** 必要な作業 **
- A) 抜粋から、「シルバーバーチはこうも言っています。」に始まり「そして、同じ神的エネルギーによって、私たちは生かされています。」で終わるまでの部分を、一字一句変えずに抜き出してください。
- B) 抜粋の引用部分で、秘められた神性を開発して原動力とすれば立ちどころに消えてしまうとされているものは何ですか。すべて挙げてください。

** 抜粋箇所 **
<<<<

多くの仕事は社会奉仕や貢献につながっていて、困難や障害を伴うものが少なくないので、それを仕上げ(乗り越え)ようとする中で、神性が発揮されると思います。



シルバーバーチはこうも言っています。

「あなたの奥にはいわゆる”神“の属性である莫大なエネルギーの全てを未熟な形、あるいはミニチュアの形、つまり小宇宙の形で秘めているのです。その秘められた神性を開発しそれを原動力とすれば、心配も不安も悩みも立ちどころに消えてしまいます。なぜなら、この世に自分の力で克服できないものは何1つ起きないことを悟るからです。その悟りを得ることこそあなた方の務めなのです。それは容易なことではありません。」

神的エネルギーによって、宇宙は創られています。

そして、同じ神的エネルギーによって、私たちは生かされています。

宇宙全体から見れば、私たちは極小の存在です。

>>>>

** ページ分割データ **
<<<<

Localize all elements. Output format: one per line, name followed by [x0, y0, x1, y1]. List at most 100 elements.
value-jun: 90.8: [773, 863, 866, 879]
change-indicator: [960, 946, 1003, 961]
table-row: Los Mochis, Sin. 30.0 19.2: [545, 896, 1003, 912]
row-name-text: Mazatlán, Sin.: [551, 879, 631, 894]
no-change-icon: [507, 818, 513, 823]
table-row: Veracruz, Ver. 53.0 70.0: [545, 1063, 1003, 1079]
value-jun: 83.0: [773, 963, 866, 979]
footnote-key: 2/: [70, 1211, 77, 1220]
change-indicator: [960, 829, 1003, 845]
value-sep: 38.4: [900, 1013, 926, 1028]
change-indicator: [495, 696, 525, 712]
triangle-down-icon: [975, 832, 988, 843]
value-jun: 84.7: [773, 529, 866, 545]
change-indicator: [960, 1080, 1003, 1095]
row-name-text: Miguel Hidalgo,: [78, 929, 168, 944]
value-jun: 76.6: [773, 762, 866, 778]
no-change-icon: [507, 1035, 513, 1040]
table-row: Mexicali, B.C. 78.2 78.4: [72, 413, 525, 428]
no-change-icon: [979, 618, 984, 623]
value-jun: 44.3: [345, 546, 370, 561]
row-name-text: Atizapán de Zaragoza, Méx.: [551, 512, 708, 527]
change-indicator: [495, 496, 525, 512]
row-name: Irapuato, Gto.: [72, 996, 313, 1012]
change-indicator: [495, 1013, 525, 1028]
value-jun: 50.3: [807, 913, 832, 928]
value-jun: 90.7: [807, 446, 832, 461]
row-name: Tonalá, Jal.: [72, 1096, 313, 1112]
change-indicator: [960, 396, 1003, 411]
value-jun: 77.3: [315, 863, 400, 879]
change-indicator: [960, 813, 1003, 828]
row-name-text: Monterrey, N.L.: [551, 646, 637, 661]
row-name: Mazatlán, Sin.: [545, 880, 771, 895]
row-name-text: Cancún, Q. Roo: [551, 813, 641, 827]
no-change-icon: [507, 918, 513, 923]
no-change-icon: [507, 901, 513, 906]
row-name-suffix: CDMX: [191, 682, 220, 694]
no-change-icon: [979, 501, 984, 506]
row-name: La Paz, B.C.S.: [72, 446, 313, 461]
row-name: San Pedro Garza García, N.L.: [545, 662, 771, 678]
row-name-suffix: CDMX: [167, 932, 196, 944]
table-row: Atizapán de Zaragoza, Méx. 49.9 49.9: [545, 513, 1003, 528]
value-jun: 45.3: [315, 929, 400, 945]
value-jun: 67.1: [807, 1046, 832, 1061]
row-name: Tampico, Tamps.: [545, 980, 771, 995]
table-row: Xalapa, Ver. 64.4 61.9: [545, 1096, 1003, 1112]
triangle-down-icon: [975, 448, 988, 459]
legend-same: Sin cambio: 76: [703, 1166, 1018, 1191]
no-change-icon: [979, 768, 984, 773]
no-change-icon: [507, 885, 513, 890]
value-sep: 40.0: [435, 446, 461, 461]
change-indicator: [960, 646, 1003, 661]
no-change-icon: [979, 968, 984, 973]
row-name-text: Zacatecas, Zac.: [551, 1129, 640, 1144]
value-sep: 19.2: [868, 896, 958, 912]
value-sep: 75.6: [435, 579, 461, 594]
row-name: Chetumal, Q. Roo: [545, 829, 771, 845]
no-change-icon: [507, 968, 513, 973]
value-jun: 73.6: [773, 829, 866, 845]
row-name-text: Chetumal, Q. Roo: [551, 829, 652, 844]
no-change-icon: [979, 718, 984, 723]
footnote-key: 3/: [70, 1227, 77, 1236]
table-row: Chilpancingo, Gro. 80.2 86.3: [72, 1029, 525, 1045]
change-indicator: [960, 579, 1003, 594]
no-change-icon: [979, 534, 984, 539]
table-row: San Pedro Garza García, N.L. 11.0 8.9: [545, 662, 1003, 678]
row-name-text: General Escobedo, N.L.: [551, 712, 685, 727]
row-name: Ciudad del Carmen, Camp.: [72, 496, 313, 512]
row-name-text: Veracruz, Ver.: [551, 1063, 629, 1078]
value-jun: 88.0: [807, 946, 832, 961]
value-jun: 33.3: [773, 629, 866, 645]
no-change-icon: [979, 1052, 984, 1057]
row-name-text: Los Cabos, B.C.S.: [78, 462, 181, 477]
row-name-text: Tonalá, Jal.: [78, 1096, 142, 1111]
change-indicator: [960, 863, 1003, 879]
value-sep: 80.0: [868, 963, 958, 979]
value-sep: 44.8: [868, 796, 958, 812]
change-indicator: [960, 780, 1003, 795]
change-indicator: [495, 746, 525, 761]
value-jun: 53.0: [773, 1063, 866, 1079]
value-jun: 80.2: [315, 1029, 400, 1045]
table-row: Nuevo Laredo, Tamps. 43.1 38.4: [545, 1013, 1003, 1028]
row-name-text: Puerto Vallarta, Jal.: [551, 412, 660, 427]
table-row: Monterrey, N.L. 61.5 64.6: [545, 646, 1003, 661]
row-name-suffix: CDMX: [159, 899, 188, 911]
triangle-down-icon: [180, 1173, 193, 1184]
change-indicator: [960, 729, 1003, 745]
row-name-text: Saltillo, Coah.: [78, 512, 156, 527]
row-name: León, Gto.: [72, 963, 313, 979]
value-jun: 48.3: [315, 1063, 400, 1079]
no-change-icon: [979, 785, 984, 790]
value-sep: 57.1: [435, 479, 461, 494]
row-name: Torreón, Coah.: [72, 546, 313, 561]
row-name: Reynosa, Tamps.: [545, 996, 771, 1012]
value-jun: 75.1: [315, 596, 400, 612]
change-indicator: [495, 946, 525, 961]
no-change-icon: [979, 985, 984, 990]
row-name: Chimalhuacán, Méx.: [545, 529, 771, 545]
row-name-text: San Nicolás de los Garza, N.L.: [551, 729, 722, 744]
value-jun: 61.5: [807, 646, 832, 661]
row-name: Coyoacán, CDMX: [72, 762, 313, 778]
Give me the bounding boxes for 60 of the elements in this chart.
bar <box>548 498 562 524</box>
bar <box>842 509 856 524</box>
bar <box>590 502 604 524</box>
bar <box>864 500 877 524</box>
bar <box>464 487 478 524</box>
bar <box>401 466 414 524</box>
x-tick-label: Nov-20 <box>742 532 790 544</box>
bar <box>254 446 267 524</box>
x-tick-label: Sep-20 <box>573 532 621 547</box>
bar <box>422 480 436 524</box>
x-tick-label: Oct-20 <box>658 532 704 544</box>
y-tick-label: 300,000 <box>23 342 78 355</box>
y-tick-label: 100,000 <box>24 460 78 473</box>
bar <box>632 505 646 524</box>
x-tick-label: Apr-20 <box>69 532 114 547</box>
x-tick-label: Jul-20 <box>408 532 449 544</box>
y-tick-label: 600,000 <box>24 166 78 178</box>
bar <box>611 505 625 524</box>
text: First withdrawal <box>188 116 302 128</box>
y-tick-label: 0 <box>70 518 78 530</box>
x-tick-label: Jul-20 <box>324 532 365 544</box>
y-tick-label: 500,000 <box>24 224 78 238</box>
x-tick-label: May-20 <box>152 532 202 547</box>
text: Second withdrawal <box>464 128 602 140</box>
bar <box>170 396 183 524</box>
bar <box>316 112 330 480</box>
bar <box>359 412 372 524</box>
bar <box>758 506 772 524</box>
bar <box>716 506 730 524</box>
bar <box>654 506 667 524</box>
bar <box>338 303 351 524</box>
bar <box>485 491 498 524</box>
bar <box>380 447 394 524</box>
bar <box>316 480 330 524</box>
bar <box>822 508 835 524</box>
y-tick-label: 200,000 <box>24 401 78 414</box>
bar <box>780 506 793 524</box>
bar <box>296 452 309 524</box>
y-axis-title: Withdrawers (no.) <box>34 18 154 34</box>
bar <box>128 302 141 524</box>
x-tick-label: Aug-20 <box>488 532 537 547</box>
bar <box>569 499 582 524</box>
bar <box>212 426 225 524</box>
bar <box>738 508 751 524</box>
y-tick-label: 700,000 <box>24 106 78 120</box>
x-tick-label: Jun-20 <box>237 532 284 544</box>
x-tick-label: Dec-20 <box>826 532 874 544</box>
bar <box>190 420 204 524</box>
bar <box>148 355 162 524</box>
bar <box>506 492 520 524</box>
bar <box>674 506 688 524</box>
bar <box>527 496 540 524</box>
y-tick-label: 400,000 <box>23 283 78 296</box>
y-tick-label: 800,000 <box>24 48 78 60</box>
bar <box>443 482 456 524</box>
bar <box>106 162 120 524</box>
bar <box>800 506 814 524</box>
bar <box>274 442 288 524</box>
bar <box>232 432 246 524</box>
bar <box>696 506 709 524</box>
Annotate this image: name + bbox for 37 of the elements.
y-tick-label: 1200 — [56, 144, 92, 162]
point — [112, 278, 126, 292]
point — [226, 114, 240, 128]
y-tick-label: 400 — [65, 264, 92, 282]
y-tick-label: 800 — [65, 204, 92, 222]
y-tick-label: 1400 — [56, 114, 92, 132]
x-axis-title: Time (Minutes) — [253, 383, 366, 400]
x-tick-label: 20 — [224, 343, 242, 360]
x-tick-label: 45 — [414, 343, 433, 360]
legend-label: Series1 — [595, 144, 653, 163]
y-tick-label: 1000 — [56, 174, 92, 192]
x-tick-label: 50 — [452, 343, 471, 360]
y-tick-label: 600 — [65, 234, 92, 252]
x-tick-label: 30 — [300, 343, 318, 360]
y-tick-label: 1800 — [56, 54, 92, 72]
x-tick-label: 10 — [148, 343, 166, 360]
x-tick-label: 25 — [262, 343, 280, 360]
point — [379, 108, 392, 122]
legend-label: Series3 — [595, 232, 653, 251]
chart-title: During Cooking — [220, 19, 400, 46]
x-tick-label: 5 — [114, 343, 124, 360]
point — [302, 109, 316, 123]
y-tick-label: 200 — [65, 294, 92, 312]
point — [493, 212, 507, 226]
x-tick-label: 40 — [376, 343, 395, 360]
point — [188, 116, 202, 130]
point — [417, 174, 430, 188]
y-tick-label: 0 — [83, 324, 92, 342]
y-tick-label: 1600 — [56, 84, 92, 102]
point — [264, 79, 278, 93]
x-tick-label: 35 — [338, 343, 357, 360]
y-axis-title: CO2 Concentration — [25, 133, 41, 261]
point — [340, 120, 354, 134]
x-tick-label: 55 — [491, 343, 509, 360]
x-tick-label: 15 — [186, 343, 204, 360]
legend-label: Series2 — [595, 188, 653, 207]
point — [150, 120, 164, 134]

>>>>

** 各項目の回答 **
- A)
シルバーバーチはこうも言っています。

「あなたの奥にはいわゆる”神“の属性である莫大なエネルギーの全てを未熟な形、あるいはミニチュアの形、つまり小宇宙の形で秘めているのです。その秘められた神性を開発しそれを原動力とすれば、心配も不安も悩みも立ちどころに消えてしまいます。なぜなら、この世に自分の力で克服できないものは何1つ起きないことを悟るからです。その悟りを得ることこそあなた方の務めなのです。それは容易なことではありません。」

神的エネルギーによって、宇宙は創られています。

そして、同じ神的エネルギーによって、私たちは生かされています。

- B) 心配、不安、悩み